# Task:
State the number of lines in these records holding "Schedule". Say nothing more.
>>
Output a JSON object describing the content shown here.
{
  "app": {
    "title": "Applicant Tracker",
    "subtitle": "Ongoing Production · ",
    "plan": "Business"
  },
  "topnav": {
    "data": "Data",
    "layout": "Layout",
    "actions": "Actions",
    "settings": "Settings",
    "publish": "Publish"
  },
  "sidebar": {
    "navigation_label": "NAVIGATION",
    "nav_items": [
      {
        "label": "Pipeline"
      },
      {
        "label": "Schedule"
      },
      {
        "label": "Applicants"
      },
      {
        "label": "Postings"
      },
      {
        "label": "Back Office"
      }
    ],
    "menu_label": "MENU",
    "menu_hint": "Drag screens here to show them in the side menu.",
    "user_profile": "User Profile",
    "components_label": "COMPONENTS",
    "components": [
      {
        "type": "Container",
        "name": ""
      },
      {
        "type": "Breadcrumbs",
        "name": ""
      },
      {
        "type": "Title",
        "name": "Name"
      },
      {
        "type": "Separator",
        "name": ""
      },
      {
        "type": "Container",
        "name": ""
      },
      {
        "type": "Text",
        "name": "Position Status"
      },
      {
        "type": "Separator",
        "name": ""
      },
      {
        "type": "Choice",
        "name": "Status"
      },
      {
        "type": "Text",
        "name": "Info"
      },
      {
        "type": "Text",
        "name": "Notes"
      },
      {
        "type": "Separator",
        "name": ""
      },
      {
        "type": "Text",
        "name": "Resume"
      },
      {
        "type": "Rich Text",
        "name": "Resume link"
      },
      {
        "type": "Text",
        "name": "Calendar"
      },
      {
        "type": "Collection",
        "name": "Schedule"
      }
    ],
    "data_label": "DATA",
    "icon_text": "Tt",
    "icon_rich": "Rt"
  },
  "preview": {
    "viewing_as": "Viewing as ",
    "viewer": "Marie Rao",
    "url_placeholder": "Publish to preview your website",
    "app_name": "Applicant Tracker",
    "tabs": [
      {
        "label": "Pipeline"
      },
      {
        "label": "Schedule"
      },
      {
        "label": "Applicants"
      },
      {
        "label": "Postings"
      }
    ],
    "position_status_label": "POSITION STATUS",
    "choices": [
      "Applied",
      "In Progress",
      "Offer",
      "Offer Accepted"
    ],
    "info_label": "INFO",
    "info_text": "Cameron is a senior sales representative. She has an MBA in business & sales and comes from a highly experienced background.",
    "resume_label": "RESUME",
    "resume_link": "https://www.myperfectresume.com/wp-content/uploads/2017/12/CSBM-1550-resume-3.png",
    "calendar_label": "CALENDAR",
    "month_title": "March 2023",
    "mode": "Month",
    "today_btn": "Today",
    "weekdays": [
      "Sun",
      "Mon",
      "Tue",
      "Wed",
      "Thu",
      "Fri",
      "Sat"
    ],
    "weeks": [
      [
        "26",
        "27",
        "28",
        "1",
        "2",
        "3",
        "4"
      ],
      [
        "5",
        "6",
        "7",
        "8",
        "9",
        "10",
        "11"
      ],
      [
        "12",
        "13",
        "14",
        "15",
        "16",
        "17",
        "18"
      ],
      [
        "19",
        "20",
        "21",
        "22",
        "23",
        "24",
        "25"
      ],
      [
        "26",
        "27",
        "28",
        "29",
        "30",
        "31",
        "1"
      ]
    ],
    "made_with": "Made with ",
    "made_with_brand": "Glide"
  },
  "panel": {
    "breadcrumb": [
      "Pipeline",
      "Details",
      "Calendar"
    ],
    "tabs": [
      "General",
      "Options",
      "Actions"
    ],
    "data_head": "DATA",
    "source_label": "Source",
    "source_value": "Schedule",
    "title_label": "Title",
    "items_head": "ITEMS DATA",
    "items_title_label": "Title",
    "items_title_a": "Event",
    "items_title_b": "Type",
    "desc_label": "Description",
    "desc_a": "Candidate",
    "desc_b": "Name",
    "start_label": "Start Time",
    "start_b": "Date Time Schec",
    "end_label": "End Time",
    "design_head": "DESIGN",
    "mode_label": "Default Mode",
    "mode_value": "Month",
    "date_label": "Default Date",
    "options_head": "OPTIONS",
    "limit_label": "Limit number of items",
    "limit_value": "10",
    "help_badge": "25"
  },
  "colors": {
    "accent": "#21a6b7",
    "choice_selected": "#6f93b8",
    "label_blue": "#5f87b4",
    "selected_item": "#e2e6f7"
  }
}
<<
# Exercise solution:
4